The request = Write out each line from the data below that includes the word "некоммерческой".
------ Source records
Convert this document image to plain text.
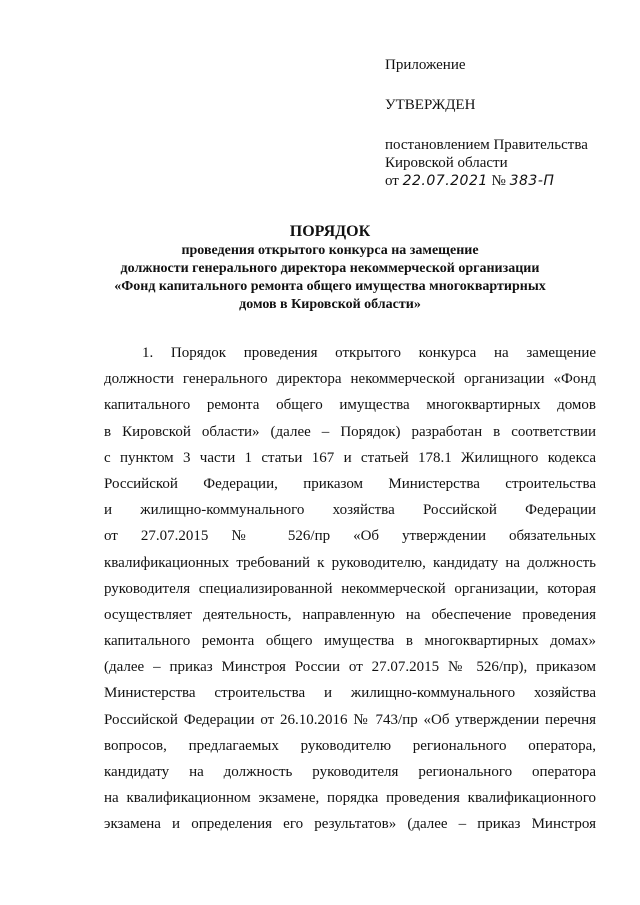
Приложение
УТВЕРЖДЕН
постановлением Правительства
Кировской области
от 22.07.2021 № 383-П
ПОРЯДОК
проведения открытого конкурса на замещение
должности генерального директора некоммерческой организации
«Фонд капитального ремонта общего имущества многоквартирных
домов в Кировской области»
1. Порядок проведения открытого конкурса на замещение
должности генерального директора некоммерческой организации «Фонд
капитального ремонта общего имущества многоквартирных домов
в Кировской области» (далее – Порядок) разработан в соответствии
с пунктом 3 части 1 статьи 167 и статьей 178.1 Жилищного кодекса
Российской Федерации, приказом Министерства строительства
и жилищно-коммунального хозяйства Российской Федерации
от 27.07.2015 № 526/пр «Об утверждении обязательных
квалификационных требований к руководителю, кандидату на должность
руководителя специализированной некоммерческой организации, которая
осуществляет деятельность, направленную на обеспечение проведения
капитального ремонта общего имущества в многоквартирных домах»
(далее – приказ Минстроя России от 27.07.2015 № 526/пр), приказом
Министерства строительства и жилищно-коммунального хозяйства
Российской Федерации от 26.10.2016 № 743/пр «Об утверждении перечня
вопросов, предлагаемых руководителю регионального оператора,
кандидату на должность руководителя регионального оператора
на квалификационном экзамене, порядка проведения квалификационного
экзамена и определения его результатов» (далее – приказ Минстроя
------------
Exercise answer =
должности генерального директора некоммерческой организации
должности генерального директора некоммерческой организации «Фонд
руководителя специализированной некоммерческой организации, которая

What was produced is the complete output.